Travail demandé ▸
Répondez s'il vous plaît à ces questions en vous appuyant sur l'article consacré au verdict visant Shadrac Houngnibo :
1. Quelle peine la CRIET a-t-elle prononcée contre lui ?
2. Dans quelle zone se situait la supposée expropriation de terrains ?
3. Selon le ministère public, sur quoi reposaient les allégations de la vidéo ?

La Cour de Répression des Infractions Économiques et du Terrorisme (CRIET) a rendu son verdict ce lundi 30 mars 2026 dans le dossier impliquant Shadrac Houngnibo. Le coordonnateur national de l’ONG Urgences Panafricanistes écope de 24 mois de prison ferme, accompagnés d’une amende de cinq millions de francs CFA.
Proche de l’activiste Kemi Seba, le prévenu était poursuivi pour diffusion de fausses informations et harcèlement via un système électronique. L’affaire trouve son origine dans une polémique liée à une supposée expropriation de terrains dans la zone de Togbin, mettant en cause une société publique.
Au cœur des débats, une vidéo diffusée sur les réseaux sociaux dans laquelle Shadrac Houngnibo évoquait des cas d’expropriations sans indemnisation. Pour le ministère public, ces allégations reposaient sur des éléments non vérifiés et visaient à influencer l’opinion publique. La juridiction a estimé que les preuves avancées n’étaient pas suffisantes pour étayer ces accusations.

Données fournies ▸
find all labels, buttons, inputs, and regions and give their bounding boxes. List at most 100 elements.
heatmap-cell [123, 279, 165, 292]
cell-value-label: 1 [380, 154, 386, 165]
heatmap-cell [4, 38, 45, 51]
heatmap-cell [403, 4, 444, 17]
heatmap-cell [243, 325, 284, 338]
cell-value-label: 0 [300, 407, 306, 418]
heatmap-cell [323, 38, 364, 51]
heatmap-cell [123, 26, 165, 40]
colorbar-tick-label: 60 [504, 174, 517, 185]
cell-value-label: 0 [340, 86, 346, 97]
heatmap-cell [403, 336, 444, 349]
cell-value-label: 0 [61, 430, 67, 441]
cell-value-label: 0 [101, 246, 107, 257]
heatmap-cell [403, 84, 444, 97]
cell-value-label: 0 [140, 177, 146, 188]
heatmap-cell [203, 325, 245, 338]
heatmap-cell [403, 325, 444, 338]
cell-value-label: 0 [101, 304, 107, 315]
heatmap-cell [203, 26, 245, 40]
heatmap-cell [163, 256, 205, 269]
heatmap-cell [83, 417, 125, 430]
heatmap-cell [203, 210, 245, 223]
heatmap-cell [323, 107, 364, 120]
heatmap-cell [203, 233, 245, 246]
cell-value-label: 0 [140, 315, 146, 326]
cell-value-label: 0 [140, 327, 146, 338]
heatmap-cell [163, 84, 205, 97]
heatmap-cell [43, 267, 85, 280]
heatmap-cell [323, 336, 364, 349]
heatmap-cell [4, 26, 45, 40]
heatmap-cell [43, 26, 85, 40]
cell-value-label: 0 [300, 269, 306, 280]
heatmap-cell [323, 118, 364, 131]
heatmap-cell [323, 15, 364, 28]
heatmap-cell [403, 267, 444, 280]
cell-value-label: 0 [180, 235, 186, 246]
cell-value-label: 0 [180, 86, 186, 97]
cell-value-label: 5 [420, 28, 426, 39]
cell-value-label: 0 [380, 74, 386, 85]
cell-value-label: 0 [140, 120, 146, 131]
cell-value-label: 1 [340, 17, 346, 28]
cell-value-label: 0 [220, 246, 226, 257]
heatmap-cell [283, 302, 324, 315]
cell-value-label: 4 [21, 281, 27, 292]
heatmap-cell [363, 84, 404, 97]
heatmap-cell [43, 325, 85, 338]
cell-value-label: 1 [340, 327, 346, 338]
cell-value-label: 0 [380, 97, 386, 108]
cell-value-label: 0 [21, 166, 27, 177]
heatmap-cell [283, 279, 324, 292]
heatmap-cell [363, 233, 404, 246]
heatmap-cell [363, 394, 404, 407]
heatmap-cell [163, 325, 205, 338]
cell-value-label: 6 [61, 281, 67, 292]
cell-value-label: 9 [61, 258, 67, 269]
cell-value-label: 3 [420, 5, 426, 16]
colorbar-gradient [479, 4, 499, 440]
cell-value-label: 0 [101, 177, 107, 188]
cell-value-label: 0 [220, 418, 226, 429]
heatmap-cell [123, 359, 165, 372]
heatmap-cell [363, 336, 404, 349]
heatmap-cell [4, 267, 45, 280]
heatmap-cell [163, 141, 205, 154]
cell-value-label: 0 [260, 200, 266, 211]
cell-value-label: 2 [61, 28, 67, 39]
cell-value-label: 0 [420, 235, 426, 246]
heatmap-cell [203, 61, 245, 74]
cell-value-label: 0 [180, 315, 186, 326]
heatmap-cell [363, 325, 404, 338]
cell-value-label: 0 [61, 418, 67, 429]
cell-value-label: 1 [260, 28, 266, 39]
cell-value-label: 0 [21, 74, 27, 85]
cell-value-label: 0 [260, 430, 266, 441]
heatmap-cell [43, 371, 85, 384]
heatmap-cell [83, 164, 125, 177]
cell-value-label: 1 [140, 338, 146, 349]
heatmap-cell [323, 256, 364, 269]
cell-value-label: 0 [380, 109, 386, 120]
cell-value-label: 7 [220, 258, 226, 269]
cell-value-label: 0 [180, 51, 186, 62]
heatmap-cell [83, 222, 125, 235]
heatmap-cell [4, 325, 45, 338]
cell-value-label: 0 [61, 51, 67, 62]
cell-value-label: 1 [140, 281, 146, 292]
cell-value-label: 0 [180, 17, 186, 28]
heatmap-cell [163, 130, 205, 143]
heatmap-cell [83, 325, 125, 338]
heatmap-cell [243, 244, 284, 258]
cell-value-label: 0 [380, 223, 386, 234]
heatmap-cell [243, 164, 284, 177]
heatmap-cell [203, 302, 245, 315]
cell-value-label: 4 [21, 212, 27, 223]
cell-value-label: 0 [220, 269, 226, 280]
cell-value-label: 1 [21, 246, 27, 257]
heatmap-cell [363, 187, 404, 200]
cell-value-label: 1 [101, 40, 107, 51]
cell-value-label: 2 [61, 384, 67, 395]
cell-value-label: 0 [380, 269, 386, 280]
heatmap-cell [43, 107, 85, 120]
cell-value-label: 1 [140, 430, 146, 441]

Solution proposée ▸
1. Vingt-quatre mois de prison ferme et une amende de cinq millions de francs CFA.
2. Dans la zone de Togbin.
3. Sur des éléments non vérifiés.